## INFORMATION PROVIDED
■ ■ ■ ■ ■ ■ ■

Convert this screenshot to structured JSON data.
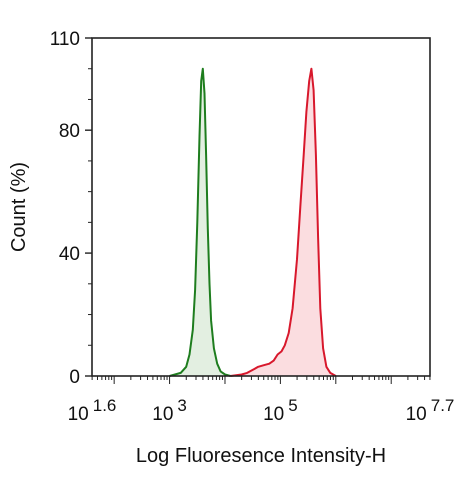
{
  "chart_data": {
    "type": "area",
    "title": "",
    "xlabel": "Log Fluoresence Intensity-H",
    "ylabel": "Count  (%)",
    "x_scale": "log10",
    "xlim_log10": [
      1.6,
      7.7
    ],
    "ylim": [
      0,
      110
    ],
    "x_ticks": [
      {
        "base": "10",
        "exp": "1.6",
        "log10": 1.6
      },
      {
        "base": "10",
        "exp": "3",
        "log10": 3
      },
      {
        "base": "10",
        "exp": "5",
        "log10": 5
      },
      {
        "base": "10",
        "exp": "7.7",
        "log10": 7.7
      }
    ],
    "y_ticks": [
      {
        "label": "0",
        "value": 0
      },
      {
        "label": "40",
        "value": 40
      },
      {
        "label": "80",
        "value": 80
      },
      {
        "label": "110",
        "value": 110
      }
    ],
    "grid": false,
    "legend": "none",
    "series": [
      {
        "color": "#1e7d1e",
        "fill": "#e3efe1",
        "x_log10": [
          3.0,
          3.2,
          3.3,
          3.36,
          3.42,
          3.46,
          3.5,
          3.54,
          3.57,
          3.6,
          3.63,
          3.66,
          3.69,
          3.72,
          3.75,
          3.8,
          3.86,
          3.92,
          4.0,
          4.1
        ],
        "y": [
          0,
          1,
          3,
          7,
          15,
          28,
          50,
          78,
          96,
          100,
          92,
          72,
          48,
          30,
          18,
          9,
          4,
          1.5,
          0.5,
          0
        ]
      },
      {
        "color": "#d8182c",
        "fill": "#fbdde0",
        "x_log10": [
          4.1,
          4.3,
          4.4,
          4.5,
          4.6,
          4.7,
          4.8,
          4.88,
          4.95,
          5.02,
          5.08,
          5.15,
          5.22,
          5.3,
          5.36,
          5.42,
          5.47,
          5.52,
          5.56,
          5.6,
          5.64,
          5.68,
          5.72,
          5.77,
          5.83,
          5.9,
          6.0
        ],
        "y": [
          0,
          0.5,
          1,
          2,
          3,
          3.5,
          4,
          5,
          7,
          8,
          10,
          14,
          22,
          38,
          55,
          72,
          86,
          96,
          100,
          93,
          72,
          45,
          22,
          9,
          3,
          1,
          0
        ]
      }
    ]
  }
}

■ ■ ■ ■ ■ ■ ■

## TASK
Reproduce the material above verbatim; omit every picture.

## REPLY TO THE EXERCISE
Convert this screenshot to structured JSON data.
{
  "chart_data": {
    "type": "area",
    "title": "",
    "xlabel": "Log Fluoresence Intensity-H",
    "ylabel": "Count  (%)",
    "x_scale": "log10",
    "xlim_log10": [
      1.6,
      7.7
    ],
    "ylim": [
      0,
      110
    ],
    "x_ticks": [
      {
        "base": "10",
        "exp": "1.6",
        "log10": 1.6
      },
      {
        "base": "10",
        "exp": "3",
        "log10": 3
      },
      {
        "base": "10",
        "exp": "5",
        "log10": 5
      },
      {
        "base": "10",
        "exp": "7.7",
        "log10": 7.7
      }
    ],
    "y_ticks": [
      {
        "label": "0",
        "value": 0
      },
      {
        "label": "40",
        "value": 40
      },
      {
        "label": "80",
        "value": 80
      },
      {
        "label": "110",
        "value": 110
      }
    ],
    "grid": false,
    "legend": "none",
    "series": [
      {
        "color": "#1e7d1e",
        "fill": "#e3efe1",
        "x_log10": [
          3.0,
          3.2,
          3.3,
          3.36,
          3.42,
          3.46,
          3.5,
          3.54,
          3.57,
          3.6,
          3.63,
          3.66,
          3.69,
          3.72,
          3.75,
          3.8,
          3.86,
          3.92,
          4.0,
          4.1
        ],
        "y": [
          0,
          1,
          3,
          7,
          15,
          28,
          50,
          78,
          96,
          100,
          92,
          72,
          48,
          30,
          18,
          9,
          4,
          1.5,
          0.5,
          0
        ]
      },
      {
        "color": "#d8182c",
        "fill": "#fbdde0",
        "x_log10": [
          4.1,
          4.3,
          4.4,
          4.5,
          4.6,
          4.7,
          4.8,
          4.88,
          4.95,
          5.02,
          5.08,
          5.15,
          5.22,
          5.3,
          5.36,
          5.42,
          5.47,
          5.52,
          5.56,
          5.6,
          5.64,
          5.68,
          5.72,
          5.77,
          5.83,
          5.9,
          6.0
        ],
        "y": [
          0,
          0.5,
          1,
          2,
          3,
          3.5,
          4,
          5,
          7,
          8,
          10,
          14,
          22,
          38,
          55,
          72,
          86,
          96,
          100,
          93,
          72,
          45,
          22,
          9,
          3,
          1,
          0
        ]
      }
    ]
  }
}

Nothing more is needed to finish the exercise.